>> Begin Records for the exercise

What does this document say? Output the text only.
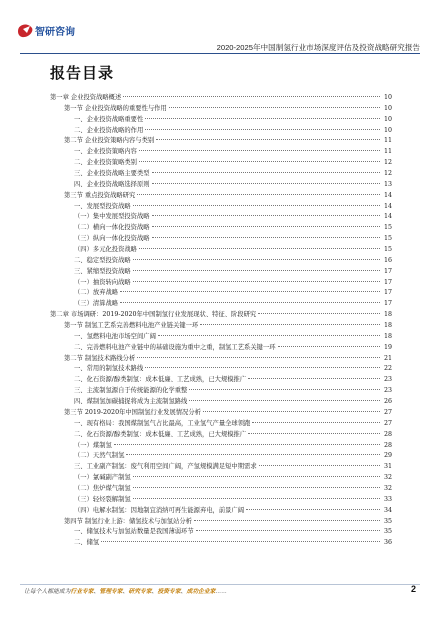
智研咨询
2020-2025年中国制氢行业市场深度评估及投资战略研究报告
报告目录
第一章 企业投资战略概述	10
第一节 企业投资战略的重要性与作用	10
一、企业投资战略重要性	10
二、企业投资战略的作用	10
第二节 企业投资策略内容与类别	11
一、企业投资策略内容	11
二、企业投资策略类别	12
三、企业投资战略主要类型	12
四、企业投资战略选择原则	13
第三节 重点投资战略研究	14
一、发展型投资战略	14
（一）集中发展型投资战略	14
（二）横向一体化投资战略	15
（三）纵向一体化投资战略	15
（四）多元化投资战略	15
二、稳定型投资战略	16
三、紧缩型投资战略	17
（一）抽资转向战略	17
（二）放弃战略	17
（三）清算战略	17
第二章 市场调研：2019-2020年中国制氢行业发展现状、特征、阶段研究	18
第一节 制氢工艺系完善燃料电池产业链关键一环	18
一、氢燃料电池市场空间广阔	18
二、完善燃料电池产业链中的基础设施为重中之重，制氢工艺系关键一环	19
第二节 制氢技术路线分析	21
一、常用的制氢技术路线	22
二、化石资源/醇类制氢：成本低廉、工艺成熟，已大规模推广	23
三、主流制氢源自于传统能源的化学重整	23
四、煤制氢加碳捕捉将成为主流制氢路线	26
第三节 2019-2020年中国制氢行业发展情况分析	27
一、现有格局：我国煤制氢气占比最高，工业氢气产量全球领跑	27
二、化石资源/醇类制氢：成本低廉、工艺成熟，已大规模推广	28
（一）煤制氢	28
（二）天然气制氢	29
三、工业副产制氢：废气利用空间广阔，产氢规模满足短中期需求	31
（一）氯碱副产制氢	32
（二）焦炉煤气制氢	32
（三）轻烃裂解制氢	33
（四）电解水制氢：因地制宜消纳可再生能源弃电，前景广阔	34
第四节 制氢行业上游：储氢技术与加氢站分析	35
一、储氢技术与加氢站数量是我国薄弱环节	35
二、储氢	36
让每个人都能成为行业专家、管理专家、研究专家、投资专家、成功企业家……	2
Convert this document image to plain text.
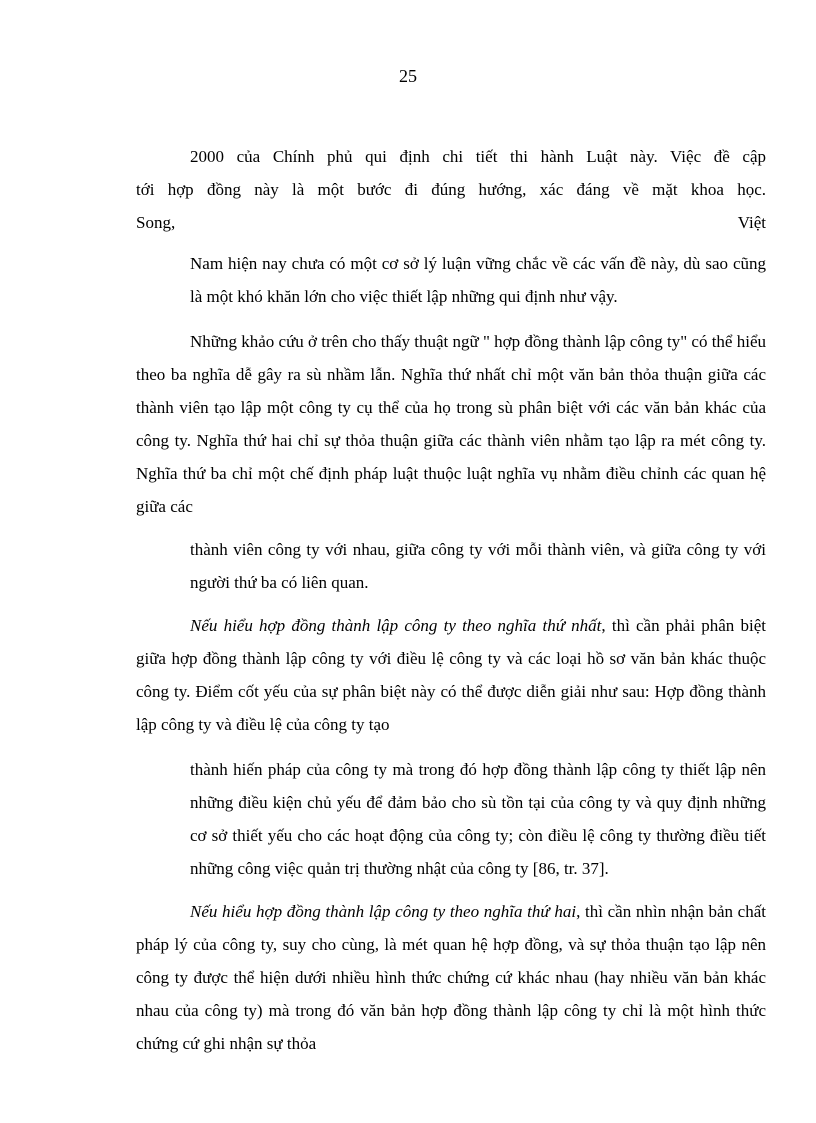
25
2000 của Chính phủ qui định chi tiết thi hành Luật này. Việc đề cập
tới hợp đồng này là một bước đi đúng hướng, xác đáng về mặt khoa học.
Song,	Việt

Nam hiện nay chưa có một cơ sở lý luận vững chắc về các vấn đề này, dù sao cũng là một khó khăn lớn cho việc thiết lập những qui định như vậy.

Những khảo cứu ở trên cho thấy thuật ngữ " hợp đồng thành lập công ty" có thể hiểu theo ba nghĩa dễ gây ra sù nhầm lẫn. Nghĩa thứ nhất chỉ một văn bản thỏa thuận giữa các thành viên tạo lập một công ty cụ thể của họ trong sù phân biệt với các văn bản khác của công ty. Nghĩa thứ hai chỉ sự thỏa thuận giữa các thành viên nhằm tạo lập ra mét công ty. Nghĩa thứ ba chỉ một chế định pháp luật thuộc luật nghĩa vụ nhằm điều chỉnh các quan hệ giữa các

thành viên công ty với nhau, giữa công ty với mỗi thành viên, và giữa công ty với người thứ ba có liên quan.

Nếu hiểu hợp đồng thành lập công ty theo nghĩa thứ nhất, thì cần phải phân biệt giữa hợp đồng thành lập công ty với điều lệ công ty và các loại hồ sơ văn bản khác thuộc công ty. Điểm cốt yếu của sự phân biệt này có thể được diễn giải như sau: Hợp đồng thành lập công ty và điều lệ của công ty tạo

thành hiến pháp của công ty mà trong đó hợp đồng thành lập công ty thiết lập nên những điều kiện chủ yếu để đảm bảo cho sù tồn tại của công ty và quy định những cơ sở thiết yếu cho các hoạt động của công ty; còn điều lệ công ty thường điều tiết những công việc quản trị thường nhật của công ty [86, tr. 37].

Nếu hiểu hợp đồng thành lập công ty theo nghĩa thứ hai, thì cần nhìn nhận bản chất pháp lý của công ty, suy cho cùng, là mét quan hệ hợp đồng, và sự thỏa thuận tạo lập nên công ty được thể hiện dưới nhiều hình thức chứng cứ khác nhau (hay nhiều văn bản khác nhau của công ty) mà trong đó văn bản hợp đồng thành lập công ty chỉ là một hình thức chứng cứ ghi nhận sự thỏa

>> End Records for the exercise

- [Given problem]: Every record above should be written out again exactly; the pictures stay out of the copy.

- [Answer for the task]:
What does this document say? Output the text only.
智研咨询
2020-2025年中国制氢行业市场深度评估及投资战略研究报告
报告目录
第一章 企业投资战略概述	10
第一节 企业投资战略的重要性与作用	10
一、企业投资战略重要性	10
二、企业投资战略的作用	10
第二节 企业投资策略内容与类别	11
一、企业投资策略内容	11
二、企业投资策略类别	12
三、企业投资战略主要类型	12
四、企业投资战略选择原则	13
第三节 重点投资战略研究	14
一、发展型投资战略	14
（一）集中发展型投资战略	14
（二）横向一体化投资战略	15
（三）纵向一体化投资战略	15
（四）多元化投资战略	15
二、稳定型投资战略	16
三、紧缩型投资战略	17
（一）抽资转向战略	17
（二）放弃战略	17
（三）清算战略	17
第二章 市场调研：2019-2020年中国制氢行业发展现状、特征、阶段研究	18
第一节 制氢工艺系完善燃料电池产业链关键一环	18
一、氢燃料电池市场空间广阔	18
二、完善燃料电池产业链中的基础设施为重中之重，制氢工艺系关键一环	19
第二节 制氢技术路线分析	21
一、常用的制氢技术路线	22
二、化石资源/醇类制氢：成本低廉、工艺成熟，已大规模推广	23
三、主流制氢源自于传统能源的化学重整	23
四、煤制氢加碳捕捉将成为主流制氢路线	26
第三节 2019-2020年中国制氢行业发展情况分析	27
一、现有格局：我国煤制氢气占比最高，工业氢气产量全球领跑	27
二、化石资源/醇类制氢：成本低廉、工艺成熟，已大规模推广	28
（一）煤制氢	28
（二）天然气制氢	29
三、工业副产制氢：废气利用空间广阔，产氢规模满足短中期需求	31
（一）氯碱副产制氢	32
（二）焦炉煤气制氢	32
（三）轻烃裂解制氢	33
（四）电解水制氢：因地制宜消纳可再生能源弃电，前景广阔	34
第四节 制氢行业上游：储氢技术与加氢站分析	35
一、储氢技术与加氢站数量是我国薄弱环节	35
二、储氢	36
让每个人都能成为行业专家、管理专家、研究专家、投资专家、成功企业家……	2
Convert this document image to plain text.
25
2000 của Chính phủ qui định chi tiết thi hành Luật này. Việc đề cập
tới hợp đồng này là một bước đi đúng hướng, xác đáng về mặt khoa học.
Song,	Việt

Nam hiện nay chưa có một cơ sở lý luận vững chắc về các vấn đề này, dù sao cũng là một khó khăn lớn cho việc thiết lập những qui định như vậy.

Những khảo cứu ở trên cho thấy thuật ngữ " hợp đồng thành lập công ty" có thể hiểu theo ba nghĩa dễ gây ra sù nhầm lẫn. Nghĩa thứ nhất chỉ một văn bản thỏa thuận giữa các thành viên tạo lập một công ty cụ thể của họ trong sù phân biệt với các văn bản khác của công ty. Nghĩa thứ hai chỉ sự thỏa thuận giữa các thành viên nhằm tạo lập ra mét công ty. Nghĩa thứ ba chỉ một chế định pháp luật thuộc luật nghĩa vụ nhằm điều chỉnh các quan hệ giữa các

thành viên công ty với nhau, giữa công ty với mỗi thành viên, và giữa công ty với người thứ ba có liên quan.

Nếu hiểu hợp đồng thành lập công ty theo nghĩa thứ nhất, thì cần phải phân biệt giữa hợp đồng thành lập công ty với điều lệ công ty và các loại hồ sơ văn bản khác thuộc công ty. Điểm cốt yếu của sự phân biệt này có thể được diễn giải như sau: Hợp đồng thành lập công ty và điều lệ của công ty tạo

thành hiến pháp của công ty mà trong đó hợp đồng thành lập công ty thiết lập nên những điều kiện chủ yếu để đảm bảo cho sù tồn tại của công ty và quy định những cơ sở thiết yếu cho các hoạt động của công ty; còn điều lệ công ty thường điều tiết những công việc quản trị thường nhật của công ty [86, tr. 37].

Nếu hiểu hợp đồng thành lập công ty theo nghĩa thứ hai, thì cần nhìn nhận bản chất pháp lý của công ty, suy cho cùng, là mét quan hệ hợp đồng, và sự thỏa thuận tạo lập nên công ty được thể hiện dưới nhiều hình thức chứng cứ khác nhau (hay nhiều văn bản khác nhau của công ty) mà trong đó văn bản hợp đồng thành lập công ty chỉ là một hình thức chứng cứ ghi nhận sự thỏa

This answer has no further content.